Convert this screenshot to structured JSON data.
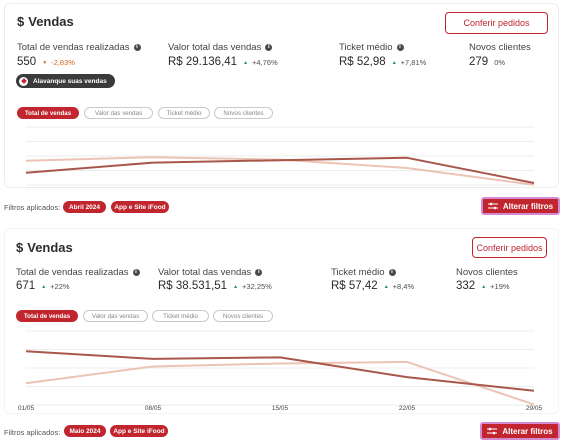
{
  "panels": [
    {
      "title": "Vendas",
      "conferir_label": "Conferir pedidos",
      "metrics": [
        {
          "label": "Total de vendas realizadas",
          "value": "550",
          "change": "-2,83%",
          "direction": "down"
        },
        {
          "label": "Valor total das vendas",
          "value": "R$ 29.136,41",
          "change": "+4,76%",
          "direction": "up"
        },
        {
          "label": "Ticket médio",
          "value": "R$ 52,98",
          "change": "+7,81%",
          "direction": "up"
        },
        {
          "label": "Novos clientes",
          "value": "279",
          "change": "0%",
          "direction": "none"
        }
      ],
      "promo_chip": "Alavanque suas vendas",
      "tabs": [
        "Total de vendas",
        "Valor das vendas",
        "Ticket médio",
        "Novos clientes"
      ],
      "active_tab": 0,
      "filters_label": "Filtros aplicados:",
      "filters": [
        "Abril 2024",
        "App e Site iFood"
      ],
      "alter_label": "Alterar filtros",
      "x_labels": []
    },
    {
      "title": "Vendas",
      "conferir_label": "Conferir pedidos",
      "metrics": [
        {
          "label": "Total de vendas realizadas",
          "value": "671",
          "change": "+22%",
          "direction": "up"
        },
        {
          "label": "Valor total das vendas",
          "value": "R$ 38.531,51",
          "change": "+32,25%",
          "direction": "up"
        },
        {
          "label": "Ticket médio",
          "value": "R$ 57,42",
          "change": "+8,4%",
          "direction": "up"
        },
        {
          "label": "Novos clientes",
          "value": "332",
          "change": "+19%",
          "direction": "up"
        }
      ],
      "promo_chip": "",
      "tabs": [
        "Total de vendas",
        "Valor das vendas",
        "Ticket médio",
        "Novos clientes"
      ],
      "active_tab": 0,
      "filters_label": "Filtros aplicados:",
      "filters": [
        "Maio 2024",
        "App e Site iFood"
      ],
      "alter_label": "Alterar filtros",
      "x_labels": [
        "01/05",
        "08/05",
        "15/05",
        "22/05",
        "29/05"
      ]
    }
  ],
  "colors": {
    "accent": "#c1262f",
    "line_current": "#a8574a",
    "line_previous": "#ecc3b4",
    "positive": "#1f8f4e",
    "negative": "#d2691e"
  },
  "chart_data": [
    {
      "type": "line",
      "title": "",
      "series": [
        {
          "values": [
            22,
            39,
            43,
            47,
            5
          ]
        },
        {
          "values": [
            42,
            48,
            44,
            30,
            2
          ]
        }
      ]
    },
    {
      "type": "line",
      "title": "",
      "categories": [
        "01/05",
        "08/05",
        "15/05",
        "22/05",
        "29/05"
      ],
      "series": [
        {
          "values": [
            72,
            62,
            64,
            38,
            20
          ]
        },
        {
          "values": [
            30,
            52,
            56,
            58,
            2
          ]
        }
      ]
    }
  ]
}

- - - - -

__INSTRUCTIONS TO FOLLOW__:
Reproduce the whole listing above word for word, but not its pictures.

__OUTPUT FOR THIS EXERCISE__:
Convert this screenshot to structured JSON data.
{
  "panels": [
    {
      "title": "Vendas",
      "conferir_label": "Conferir pedidos",
      "metrics": [
        {
          "label": "Total de vendas realizadas",
          "value": "550",
          "change": "-2,83%",
          "direction": "down"
        },
        {
          "label": "Valor total das vendas",
          "value": "R$ 29.136,41",
          "change": "+4,76%",
          "direction": "up"
        },
        {
          "label": "Ticket médio",
          "value": "R$ 52,98",
          "change": "+7,81%",
          "direction": "up"
        },
        {
          "label": "Novos clientes",
          "value": "279",
          "change": "0%",
          "direction": "none"
        }
      ],
      "promo_chip": "Alavanque suas vendas",
      "tabs": [
        "Total de vendas",
        "Valor das vendas",
        "Ticket médio",
        "Novos clientes"
      ],
      "active_tab": 0,
      "filters_label": "Filtros aplicados:",
      "filters": [
        "Abril 2024",
        "App e Site iFood"
      ],
      "alter_label": "Alterar filtros",
      "x_labels": []
    },
    {
      "title": "Vendas",
      "conferir_label": "Conferir pedidos",
      "metrics": [
        {
          "label": "Total de vendas realizadas",
          "value": "671",
          "change": "+22%",
          "direction": "up"
        },
        {
          "label": "Valor total das vendas",
          "value": "R$ 38.531,51",
          "change": "+32,25%",
          "direction": "up"
        },
        {
          "label": "Ticket médio",
          "value": "R$ 57,42",
          "change": "+8,4%",
          "direction": "up"
        },
        {
          "label": "Novos clientes",
          "value": "332",
          "change": "+19%",
          "direction": "up"
        }
      ],
      "promo_chip": "",
      "tabs": [
        "Total de vendas",
        "Valor das vendas",
        "Ticket médio",
        "Novos clientes"
      ],
      "active_tab": 0,
      "filters_label": "Filtros aplicados:",
      "filters": [
        "Maio 2024",
        "App e Site iFood"
      ],
      "alter_label": "Alterar filtros",
      "x_labels": [
        "01/05",
        "08/05",
        "15/05",
        "22/05",
        "29/05"
      ]
    }
  ],
  "colors": {
    "accent": "#c1262f",
    "line_current": "#a8574a",
    "line_previous": "#ecc3b4",
    "positive": "#1f8f4e",
    "negative": "#d2691e"
  },
  "chart_data": [
    {
      "type": "line",
      "title": "",
      "series": [
        {
          "values": [
            22,
            39,
            43,
            47,
            5
          ]
        },
        {
          "values": [
            42,
            48,
            44,
            30,
            2
          ]
        }
      ]
    },
    {
      "type": "line",
      "title": "",
      "categories": [
        "01/05",
        "08/05",
        "15/05",
        "22/05",
        "29/05"
      ],
      "series": [
        {
          "values": [
            72,
            62,
            64,
            38,
            20
          ]
        },
        {
          "values": [
            30,
            52,
            56,
            58,
            2
          ]
        }
      ]
    }
  ]
}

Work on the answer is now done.